> Supplied data
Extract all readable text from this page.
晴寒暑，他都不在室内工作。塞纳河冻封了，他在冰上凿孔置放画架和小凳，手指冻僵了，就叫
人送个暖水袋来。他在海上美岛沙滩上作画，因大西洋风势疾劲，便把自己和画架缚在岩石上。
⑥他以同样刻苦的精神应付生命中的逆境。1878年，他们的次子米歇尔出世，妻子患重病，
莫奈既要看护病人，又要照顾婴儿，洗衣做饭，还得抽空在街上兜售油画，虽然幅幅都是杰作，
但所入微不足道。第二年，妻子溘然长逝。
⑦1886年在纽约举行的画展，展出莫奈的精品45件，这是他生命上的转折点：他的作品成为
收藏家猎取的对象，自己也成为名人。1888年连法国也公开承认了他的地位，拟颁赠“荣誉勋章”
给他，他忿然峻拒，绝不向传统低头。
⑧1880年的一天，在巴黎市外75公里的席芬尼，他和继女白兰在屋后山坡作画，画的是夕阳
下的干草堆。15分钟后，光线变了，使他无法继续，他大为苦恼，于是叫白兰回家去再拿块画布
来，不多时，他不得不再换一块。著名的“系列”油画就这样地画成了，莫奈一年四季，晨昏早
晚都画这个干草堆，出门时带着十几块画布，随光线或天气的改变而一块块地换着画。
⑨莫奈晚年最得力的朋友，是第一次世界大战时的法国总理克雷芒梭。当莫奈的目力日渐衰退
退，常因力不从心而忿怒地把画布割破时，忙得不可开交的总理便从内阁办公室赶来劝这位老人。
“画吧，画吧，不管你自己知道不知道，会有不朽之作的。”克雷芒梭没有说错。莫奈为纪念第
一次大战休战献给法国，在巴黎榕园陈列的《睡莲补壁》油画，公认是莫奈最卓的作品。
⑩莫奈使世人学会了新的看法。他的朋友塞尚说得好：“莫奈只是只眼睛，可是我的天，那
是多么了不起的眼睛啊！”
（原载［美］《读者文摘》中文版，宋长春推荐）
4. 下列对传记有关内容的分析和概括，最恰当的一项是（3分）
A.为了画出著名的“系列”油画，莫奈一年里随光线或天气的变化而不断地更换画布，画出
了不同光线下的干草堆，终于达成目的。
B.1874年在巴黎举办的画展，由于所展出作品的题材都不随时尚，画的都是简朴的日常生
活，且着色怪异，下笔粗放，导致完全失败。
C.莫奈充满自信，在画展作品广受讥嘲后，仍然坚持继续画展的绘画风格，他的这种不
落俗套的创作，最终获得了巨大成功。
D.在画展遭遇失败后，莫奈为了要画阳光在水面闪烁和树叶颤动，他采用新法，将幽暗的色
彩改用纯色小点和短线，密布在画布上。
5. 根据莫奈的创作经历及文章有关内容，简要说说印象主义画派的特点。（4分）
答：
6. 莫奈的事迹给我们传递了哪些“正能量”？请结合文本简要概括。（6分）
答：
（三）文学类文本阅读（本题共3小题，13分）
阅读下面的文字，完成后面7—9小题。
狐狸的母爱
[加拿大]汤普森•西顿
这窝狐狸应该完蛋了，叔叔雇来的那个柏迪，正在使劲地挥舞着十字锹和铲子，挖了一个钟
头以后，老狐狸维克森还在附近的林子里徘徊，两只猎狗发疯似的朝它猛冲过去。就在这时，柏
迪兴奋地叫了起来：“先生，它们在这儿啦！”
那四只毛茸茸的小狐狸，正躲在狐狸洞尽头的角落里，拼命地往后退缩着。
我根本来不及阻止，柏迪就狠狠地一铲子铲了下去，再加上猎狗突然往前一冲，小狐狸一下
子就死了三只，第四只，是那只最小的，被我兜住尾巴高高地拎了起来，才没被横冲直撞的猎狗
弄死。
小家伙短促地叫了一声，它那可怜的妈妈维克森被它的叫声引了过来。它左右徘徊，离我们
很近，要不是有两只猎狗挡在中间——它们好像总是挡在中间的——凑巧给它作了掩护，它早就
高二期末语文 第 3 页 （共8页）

> Given request
Reproduce all of the data exactly as given.

> Response
Extract all readable text from this page.
晴寒暑，他都不在室内工作。塞纳河冻封了，他在冰上凿孔置放画架和小凳，手指冻僵了，就叫
人送个暖水袋来。他在海上美岛沙滩上作画，因大西洋风势疾劲，便把自己和画架缚在岩石上。
⑥他以同样刻苦的精神应付生命中的逆境。1878年，他们的次子米歇尔出世，妻子患重病，
莫奈既要看护病人，又要照顾婴儿，洗衣做饭，还得抽空在街上兜售油画，虽然幅幅都是杰作，
但所入微不足道。第二年，妻子溘然长逝。
⑦1886年在纽约举行的画展，展出莫奈的精品45件，这是他生命上的转折点：他的作品成为
收藏家猎取的对象，自己也成为名人。1888年连法国也公开承认了他的地位，拟颁赠“荣誉勋章”
给他，他忿然峻拒，绝不向传统低头。
⑧1880年的一天，在巴黎市外75公里的席芬尼，他和继女白兰在屋后山坡作画，画的是夕阳
下的干草堆。15分钟后，光线变了，使他无法继续，他大为苦恼，于是叫白兰回家去再拿块画布
来，不多时，他不得不再换一块。著名的“系列”油画就这样地画成了，莫奈一年四季，晨昏早
晚都画这个干草堆，出门时带着十几块画布，随光线或天气的改变而一块块地换着画。
⑨莫奈晚年最得力的朋友，是第一次世界大战时的法国总理克雷芒梭。当莫奈的目力日渐衰退
退，常因力不从心而忿怒地把画布割破时，忙得不可开交的总理便从内阁办公室赶来劝这位老人。
“画吧，画吧，不管你自己知道不知道，会有不朽之作的。”克雷芒梭没有说错。莫奈为纪念第
一次大战休战献给法国，在巴黎榕园陈列的《睡莲补壁》油画，公认是莫奈最卓的作品。
⑩莫奈使世人学会了新的看法。他的朋友塞尚说得好：“莫奈只是只眼睛，可是我的天，那
是多么了不起的眼睛啊！”
（原载［美］《读者文摘》中文版，宋长春推荐）
4. 下列对传记有关内容的分析和概括，最恰当的一项是（3分）
A.为了画出著名的“系列”油画，莫奈一年里随光线或天气的变化而不断地更换画布，画出
了不同光线下的干草堆，终于达成目的。
B.1874年在巴黎举办的画展，由于所展出作品的题材都不随时尚，画的都是简朴的日常生
活，且着色怪异，下笔粗放，导致完全失败。
C.莫奈充满自信，在画展作品广受讥嘲后，仍然坚持继续画展的绘画风格，他的这种不
落俗套的创作，最终获得了巨大成功。
D.在画展遭遇失败后，莫奈为了要画阳光在水面闪烁和树叶颤动，他采用新法，将幽暗的色
彩改用纯色小点和短线，密布在画布上。
5. 根据莫奈的创作经历及文章有关内容，简要说说印象主义画派的特点。（4分）
答：
6. 莫奈的事迹给我们传递了哪些“正能量”？请结合文本简要概括。（6分）
答：
（三）文学类文本阅读（本题共3小题，13分）
阅读下面的文字，完成后面7—9小题。
狐狸的母爱
[加拿大]汤普森•西顿
这窝狐狸应该完蛋了，叔叔雇来的那个柏迪，正在使劲地挥舞着十字锹和铲子，挖了一个钟
头以后，老狐狸维克森还在附近的林子里徘徊，两只猎狗发疯似的朝它猛冲过去。就在这时，柏
迪兴奋地叫了起来：“先生，它们在这儿啦！”
那四只毛茸茸的小狐狸，正躲在狐狸洞尽头的角落里，拼命地往后退缩着。
我根本来不及阻止，柏迪就狠狠地一铲子铲了下去，再加上猎狗突然往前一冲，小狐狸一下
子就死了三只，第四只，是那只最小的，被我兜住尾巴高高地拎了起来，才没被横冲直撞的猎狗
弄死。
小家伙短促地叫了一声，它那可怜的妈妈维克森被它的叫声引了过来。它左右徘徊，离我们
很近，要不是有两只猎狗挡在中间——它们好像总是挡在中间的——凑巧给它作了掩护，它早就
高二期末语文 第 3 页 （共8页）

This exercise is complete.